(Saved data entries)
━━━━━━━━━━━━━━━━━━━━━━━━━━━━━━
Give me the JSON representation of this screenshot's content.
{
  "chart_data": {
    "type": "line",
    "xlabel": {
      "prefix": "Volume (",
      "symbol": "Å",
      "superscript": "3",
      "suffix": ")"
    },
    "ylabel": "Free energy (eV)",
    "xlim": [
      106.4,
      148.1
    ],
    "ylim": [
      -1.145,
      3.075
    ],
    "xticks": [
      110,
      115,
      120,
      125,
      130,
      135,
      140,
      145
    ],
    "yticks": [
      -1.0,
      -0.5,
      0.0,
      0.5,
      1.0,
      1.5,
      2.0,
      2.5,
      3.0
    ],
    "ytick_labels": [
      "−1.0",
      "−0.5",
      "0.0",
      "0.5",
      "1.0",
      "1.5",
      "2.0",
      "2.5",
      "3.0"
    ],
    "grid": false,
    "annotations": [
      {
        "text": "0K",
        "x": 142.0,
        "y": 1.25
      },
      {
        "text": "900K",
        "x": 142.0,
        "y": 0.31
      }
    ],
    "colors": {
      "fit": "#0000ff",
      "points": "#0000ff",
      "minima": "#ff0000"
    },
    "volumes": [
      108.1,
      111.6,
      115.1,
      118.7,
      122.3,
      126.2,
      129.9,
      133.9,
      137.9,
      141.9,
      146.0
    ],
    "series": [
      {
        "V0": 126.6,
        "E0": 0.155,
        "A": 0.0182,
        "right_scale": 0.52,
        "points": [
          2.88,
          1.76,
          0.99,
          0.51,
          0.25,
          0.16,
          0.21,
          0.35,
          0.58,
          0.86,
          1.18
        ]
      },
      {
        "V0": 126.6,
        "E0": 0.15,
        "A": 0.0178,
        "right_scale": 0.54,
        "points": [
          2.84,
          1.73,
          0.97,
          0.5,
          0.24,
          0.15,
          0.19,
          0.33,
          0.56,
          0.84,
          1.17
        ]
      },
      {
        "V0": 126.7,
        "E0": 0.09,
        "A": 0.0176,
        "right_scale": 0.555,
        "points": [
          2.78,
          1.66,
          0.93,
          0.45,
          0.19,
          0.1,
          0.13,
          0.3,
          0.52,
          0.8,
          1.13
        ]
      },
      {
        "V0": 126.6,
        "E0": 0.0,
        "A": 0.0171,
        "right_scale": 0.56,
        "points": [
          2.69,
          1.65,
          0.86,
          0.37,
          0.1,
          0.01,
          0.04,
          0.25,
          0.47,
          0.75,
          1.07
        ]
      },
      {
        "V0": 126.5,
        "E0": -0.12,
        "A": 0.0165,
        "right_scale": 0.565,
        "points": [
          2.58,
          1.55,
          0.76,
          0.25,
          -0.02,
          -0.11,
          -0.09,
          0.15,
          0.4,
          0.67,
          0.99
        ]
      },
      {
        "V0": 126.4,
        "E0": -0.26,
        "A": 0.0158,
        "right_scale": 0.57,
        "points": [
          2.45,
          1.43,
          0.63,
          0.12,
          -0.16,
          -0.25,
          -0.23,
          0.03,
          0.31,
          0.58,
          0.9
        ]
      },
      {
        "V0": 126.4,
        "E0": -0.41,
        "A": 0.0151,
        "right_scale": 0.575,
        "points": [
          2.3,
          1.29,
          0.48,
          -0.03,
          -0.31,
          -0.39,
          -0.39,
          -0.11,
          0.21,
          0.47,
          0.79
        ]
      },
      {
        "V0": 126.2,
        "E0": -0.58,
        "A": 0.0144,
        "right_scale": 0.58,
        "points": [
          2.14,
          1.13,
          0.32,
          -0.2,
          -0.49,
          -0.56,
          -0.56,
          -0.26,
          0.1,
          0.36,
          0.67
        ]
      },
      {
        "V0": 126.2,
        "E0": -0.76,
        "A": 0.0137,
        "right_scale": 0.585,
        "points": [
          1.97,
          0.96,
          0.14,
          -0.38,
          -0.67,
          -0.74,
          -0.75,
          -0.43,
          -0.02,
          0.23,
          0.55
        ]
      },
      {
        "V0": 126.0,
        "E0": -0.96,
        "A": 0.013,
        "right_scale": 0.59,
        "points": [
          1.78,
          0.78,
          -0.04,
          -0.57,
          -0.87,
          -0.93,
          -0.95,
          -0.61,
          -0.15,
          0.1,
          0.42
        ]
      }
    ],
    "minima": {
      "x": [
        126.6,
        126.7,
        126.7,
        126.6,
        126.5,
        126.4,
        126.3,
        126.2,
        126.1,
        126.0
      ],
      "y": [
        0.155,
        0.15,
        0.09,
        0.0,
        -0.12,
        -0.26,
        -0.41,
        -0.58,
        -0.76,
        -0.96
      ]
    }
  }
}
━━━━━━━━━━━━━━━━━━━━━━━━━━━━━━
**Required task:** Transcribe each entry precisely, missing none.

**Written answer:**
Give me the JSON representation of this screenshot's content.
{
  "chart_data": {
    "type": "line",
    "xlabel": {
      "prefix": "Volume (",
      "symbol": "Å",
      "superscript": "3",
      "suffix": ")"
    },
    "ylabel": "Free energy (eV)",
    "xlim": [
      106.4,
      148.1
    ],
    "ylim": [
      -1.145,
      3.075
    ],
    "xticks": [
      110,
      115,
      120,
      125,
      130,
      135,
      140,
      145
    ],
    "yticks": [
      -1.0,
      -0.5,
      0.0,
      0.5,
      1.0,
      1.5,
      2.0,
      2.5,
      3.0
    ],
    "ytick_labels": [
      "−1.0",
      "−0.5",
      "0.0",
      "0.5",
      "1.0",
      "1.5",
      "2.0",
      "2.5",
      "3.0"
    ],
    "grid": false,
    "annotations": [
      {
        "text": "0K",
        "x": 142.0,
        "y": 1.25
      },
      {
        "text": "900K",
        "x": 142.0,
        "y": 0.31
      }
    ],
    "colors": {
      "fit": "#0000ff",
      "points": "#0000ff",
      "minima": "#ff0000"
    },
    "volumes": [
      108.1,
      111.6,
      115.1,
      118.7,
      122.3,
      126.2,
      129.9,
      133.9,
      137.9,
      141.9,
      146.0
    ],
    "series": [
      {
        "V0": 126.6,
        "E0": 0.155,
        "A": 0.0182,
        "right_scale": 0.52,
        "points": [
          2.88,
          1.76,
          0.99,
          0.51,
          0.25,
          0.16,
          0.21,
          0.35,
          0.58,
          0.86,
          1.18
        ]
      },
      {
        "V0": 126.6,
        "E0": 0.15,
        "A": 0.0178,
        "right_scale": 0.54,
        "points": [
          2.84,
          1.73,
          0.97,
          0.5,
          0.24,
          0.15,
          0.19,
          0.33,
          0.56,
          0.84,
          1.17
        ]
      },
      {
        "V0": 126.7,
        "E0": 0.09,
        "A": 0.0176,
        "right_scale": 0.555,
        "points": [
          2.78,
          1.66,
          0.93,
          0.45,
          0.19,
          0.1,
          0.13,
          0.3,
          0.52,
          0.8,
          1.13
        ]
      },
      {
        "V0": 126.6,
        "E0": 0.0,
        "A": 0.0171,
        "right_scale": 0.56,
        "points": [
          2.69,
          1.65,
          0.86,
          0.37,
          0.1,
          0.01,
          0.04,
          0.25,
          0.47,
          0.75,
          1.07
        ]
      },
      {
        "V0": 126.5,
        "E0": -0.12,
        "A": 0.0165,
        "right_scale": 0.565,
        "points": [
          2.58,
          1.55,
          0.76,
          0.25,
          -0.02,
          -0.11,
          -0.09,
          0.15,
          0.4,
          0.67,
          0.99
        ]
      },
      {
        "V0": 126.4,
        "E0": -0.26,
        "A": 0.0158,
        "right_scale": 0.57,
        "points": [
          2.45,
          1.43,
          0.63,
          0.12,
          -0.16,
          -0.25,
          -0.23,
          0.03,
          0.31,
          0.58,
          0.9
        ]
      },
      {
        "V0": 126.4,
        "E0": -0.41,
        "A": 0.0151,
        "right_scale": 0.575,
        "points": [
          2.3,
          1.29,
          0.48,
          -0.03,
          -0.31,
          -0.39,
          -0.39,
          -0.11,
          0.21,
          0.47,
          0.79
        ]
      },
      {
        "V0": 126.2,
        "E0": -0.58,
        "A": 0.0144,
        "right_scale": 0.58,
        "points": [
          2.14,
          1.13,
          0.32,
          -0.2,
          -0.49,
          -0.56,
          -0.56,
          -0.26,
          0.1,
          0.36,
          0.67
        ]
      },
      {
        "V0": 126.2,
        "E0": -0.76,
        "A": 0.0137,
        "right_scale": 0.585,
        "points": [
          1.97,
          0.96,
          0.14,
          -0.38,
          -0.67,
          -0.74,
          -0.75,
          -0.43,
          -0.02,
          0.23,
          0.55
        ]
      },
      {
        "V0": 126.0,
        "E0": -0.96,
        "A": 0.013,
        "right_scale": 0.59,
        "points": [
          1.78,
          0.78,
          -0.04,
          -0.57,
          -0.87,
          -0.93,
          -0.95,
          -0.61,
          -0.15,
          0.1,
          0.42
        ]
      }
    ],
    "minima": {
      "x": [
        126.6,
        126.7,
        126.7,
        126.6,
        126.5,
        126.4,
        126.3,
        126.2,
        126.1,
        126.0
      ],
      "y": [
        0.155,
        0.15,
        0.09,
        0.0,
        -0.12,
        -0.26,
        -0.41,
        -0.58,
        -0.76,
        -0.96
      ]
    }
  }
}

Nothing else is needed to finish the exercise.